*Exercise goal:*
Each of the entries should be retyped precisely as it appears.

--- Records for this exercise ---

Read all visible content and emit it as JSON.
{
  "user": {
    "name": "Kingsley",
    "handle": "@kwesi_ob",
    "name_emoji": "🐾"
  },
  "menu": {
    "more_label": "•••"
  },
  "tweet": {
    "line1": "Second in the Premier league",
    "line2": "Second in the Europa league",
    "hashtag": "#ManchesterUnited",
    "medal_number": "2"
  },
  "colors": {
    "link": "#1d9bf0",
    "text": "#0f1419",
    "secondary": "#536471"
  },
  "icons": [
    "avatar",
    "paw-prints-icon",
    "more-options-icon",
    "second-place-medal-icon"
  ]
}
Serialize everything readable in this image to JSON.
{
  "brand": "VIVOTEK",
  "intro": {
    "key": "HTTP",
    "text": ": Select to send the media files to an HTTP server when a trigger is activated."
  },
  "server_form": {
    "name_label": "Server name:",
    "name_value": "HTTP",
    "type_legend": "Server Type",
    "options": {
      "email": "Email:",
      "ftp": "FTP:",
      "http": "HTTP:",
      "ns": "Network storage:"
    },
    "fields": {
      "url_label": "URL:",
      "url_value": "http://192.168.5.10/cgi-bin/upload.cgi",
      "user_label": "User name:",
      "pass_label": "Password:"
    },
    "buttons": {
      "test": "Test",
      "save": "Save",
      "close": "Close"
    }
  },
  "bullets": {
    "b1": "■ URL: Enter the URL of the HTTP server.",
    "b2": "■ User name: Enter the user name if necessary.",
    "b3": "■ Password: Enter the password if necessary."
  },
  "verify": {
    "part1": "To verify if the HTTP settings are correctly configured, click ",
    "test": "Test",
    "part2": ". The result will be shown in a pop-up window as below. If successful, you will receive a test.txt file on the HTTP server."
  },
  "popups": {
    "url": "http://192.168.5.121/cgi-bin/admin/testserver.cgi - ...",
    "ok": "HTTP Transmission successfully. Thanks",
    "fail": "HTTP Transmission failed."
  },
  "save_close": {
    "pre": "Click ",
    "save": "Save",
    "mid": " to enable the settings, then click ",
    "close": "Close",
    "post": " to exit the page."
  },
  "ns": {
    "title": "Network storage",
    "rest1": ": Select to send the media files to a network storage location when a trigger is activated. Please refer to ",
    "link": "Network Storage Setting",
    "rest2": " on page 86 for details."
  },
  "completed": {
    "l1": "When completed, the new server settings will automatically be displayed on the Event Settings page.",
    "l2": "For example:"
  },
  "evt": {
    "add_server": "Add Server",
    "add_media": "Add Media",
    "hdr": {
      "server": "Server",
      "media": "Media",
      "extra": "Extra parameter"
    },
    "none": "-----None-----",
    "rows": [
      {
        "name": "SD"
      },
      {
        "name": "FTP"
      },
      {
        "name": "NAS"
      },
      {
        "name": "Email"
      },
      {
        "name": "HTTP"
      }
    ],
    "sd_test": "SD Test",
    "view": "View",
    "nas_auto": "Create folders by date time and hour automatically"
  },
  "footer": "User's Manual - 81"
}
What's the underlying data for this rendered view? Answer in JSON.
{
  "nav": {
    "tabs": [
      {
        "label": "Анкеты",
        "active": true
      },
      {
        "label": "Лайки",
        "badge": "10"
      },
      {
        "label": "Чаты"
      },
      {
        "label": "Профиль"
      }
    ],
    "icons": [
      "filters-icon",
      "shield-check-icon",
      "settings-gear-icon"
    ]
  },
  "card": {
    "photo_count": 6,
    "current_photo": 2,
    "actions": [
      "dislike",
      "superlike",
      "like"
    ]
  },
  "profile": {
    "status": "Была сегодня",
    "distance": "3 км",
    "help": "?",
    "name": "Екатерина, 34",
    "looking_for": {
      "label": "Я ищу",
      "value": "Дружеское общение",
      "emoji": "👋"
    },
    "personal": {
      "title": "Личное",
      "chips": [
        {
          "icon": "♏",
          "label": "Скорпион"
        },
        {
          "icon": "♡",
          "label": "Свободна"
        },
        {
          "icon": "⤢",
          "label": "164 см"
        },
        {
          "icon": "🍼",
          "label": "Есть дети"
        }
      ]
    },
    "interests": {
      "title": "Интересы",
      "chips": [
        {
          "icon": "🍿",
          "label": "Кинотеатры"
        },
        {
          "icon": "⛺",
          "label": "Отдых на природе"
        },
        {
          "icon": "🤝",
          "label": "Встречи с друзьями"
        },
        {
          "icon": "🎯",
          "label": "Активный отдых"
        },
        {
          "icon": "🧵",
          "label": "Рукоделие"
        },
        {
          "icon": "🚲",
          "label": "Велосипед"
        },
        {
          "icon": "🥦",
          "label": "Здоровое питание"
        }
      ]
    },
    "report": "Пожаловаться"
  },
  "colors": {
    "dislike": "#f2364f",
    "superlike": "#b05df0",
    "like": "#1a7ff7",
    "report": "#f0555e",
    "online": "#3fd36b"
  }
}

---

*Exercise response:*
Read all visible content and emit it as JSON.
{
  "user": {
    "name": "Kingsley",
    "handle": "@kwesi_ob",
    "name_emoji": "🐾"
  },
  "menu": {
    "more_label": "•••"
  },
  "tweet": {
    "line1": "Second in the Premier league",
    "line2": "Second in the Europa league",
    "hashtag": "#ManchesterUnited",
    "medal_number": "2"
  },
  "colors": {
    "link": "#1d9bf0",
    "text": "#0f1419",
    "secondary": "#536471"
  },
  "icons": [
    "avatar",
    "paw-prints-icon",
    "more-options-icon",
    "second-place-medal-icon"
  ]
}
Serialize everything readable in this image to JSON.
{
  "brand": "VIVOTEK",
  "intro": {
    "key": "HTTP",
    "text": ": Select to send the media files to an HTTP server when a trigger is activated."
  },
  "server_form": {
    "name_label": "Server name:",
    "name_value": "HTTP",
    "type_legend": "Server Type",
    "options": {
      "email": "Email:",
      "ftp": "FTP:",
      "http": "HTTP:",
      "ns": "Network storage:"
    },
    "fields": {
      "url_label": "URL:",
      "url_value": "http://192.168.5.10/cgi-bin/upload.cgi",
      "user_label": "User name:",
      "pass_label": "Password:"
    },
    "buttons": {
      "test": "Test",
      "save": "Save",
      "close": "Close"
    }
  },
  "bullets": {
    "b1": "■ URL: Enter the URL of the HTTP server.",
    "b2": "■ User name: Enter the user name if necessary.",
    "b3": "■ Password: Enter the password if necessary."
  },
  "verify": {
    "part1": "To verify if the HTTP settings are correctly configured, click ",
    "test": "Test",
    "part2": ". The result will be shown in a pop-up window as below. If successful, you will receive a test.txt file on the HTTP server."
  },
  "popups": {
    "url": "http://192.168.5.121/cgi-bin/admin/testserver.cgi - ...",
    "ok": "HTTP Transmission successfully. Thanks",
    "fail": "HTTP Transmission failed."
  },
  "save_close": {
    "pre": "Click ",
    "save": "Save",
    "mid": " to enable the settings, then click ",
    "close": "Close",
    "post": " to exit the page."
  },
  "ns": {
    "title": "Network storage",
    "rest1": ": Select to send the media files to a network storage location when a trigger is activated. Please refer to ",
    "link": "Network Storage Setting",
    "rest2": " on page 86 for details."
  },
  "completed": {
    "l1": "When completed, the new server settings will automatically be displayed on the Event Settings page.",
    "l2": "For example:"
  },
  "evt": {
    "add_server": "Add Server",
    "add_media": "Add Media",
    "hdr": {
      "server": "Server",
      "media": "Media",
      "extra": "Extra parameter"
    },
    "none": "-----None-----",
    "rows": [
      {
        "name": "SD"
      },
      {
        "name": "FTP"
      },
      {
        "name": "NAS"
      },
      {
        "name": "Email"
      },
      {
        "name": "HTTP"
      }
    ],
    "sd_test": "SD Test",
    "view": "View",
    "nas_auto": "Create folders by date time and hour automatically"
  },
  "footer": "User's Manual - 81"
}
What's the underlying data for this rendered view? Answer in JSON.
{
  "nav": {
    "tabs": [
      {
        "label": "Анкеты",
        "active": true
      },
      {
        "label": "Лайки",
        "badge": "10"
      },
      {
        "label": "Чаты"
      },
      {
        "label": "Профиль"
      }
    ],
    "icons": [
      "filters-icon",
      "shield-check-icon",
      "settings-gear-icon"
    ]
  },
  "card": {
    "photo_count": 6,
    "current_photo": 2,
    "actions": [
      "dislike",
      "superlike",
      "like"
    ]
  },
  "profile": {
    "status": "Была сегодня",
    "distance": "3 км",
    "help": "?",
    "name": "Екатерина, 34",
    "looking_for": {
      "label": "Я ищу",
      "value": "Дружеское общение",
      "emoji": "👋"
    },
    "personal": {
      "title": "Личное",
      "chips": [
        {
          "icon": "♏",
          "label": "Скорпион"
        },
        {
          "icon": "♡",
          "label": "Свободна"
        },
        {
          "icon": "⤢",
          "label": "164 см"
        },
        {
          "icon": "🍼",
          "label": "Есть дети"
        }
      ]
    },
    "interests": {
      "title": "Интересы",
      "chips": [
        {
          "icon": "🍿",
          "label": "Кинотеатры"
        },
        {
          "icon": "⛺",
          "label": "Отдых на природе"
        },
        {
          "icon": "🤝",
          "label": "Встречи с друзьями"
        },
        {
          "icon": "🎯",
          "label": "Активный отдых"
        },
        {
          "icon": "🧵",
          "label": "Рукоделие"
        },
        {
          "icon": "🚲",
          "label": "Велосипед"
        },
        {
          "icon": "🥦",
          "label": "Здоровое питание"
        }
      ]
    },
    "report": "Пожаловаться"
  },
  "colors": {
    "dislike": "#f2364f",
    "superlike": "#b05df0",
    "like": "#1a7ff7",
    "report": "#f0555e",
    "online": "#3fd36b"
  }
}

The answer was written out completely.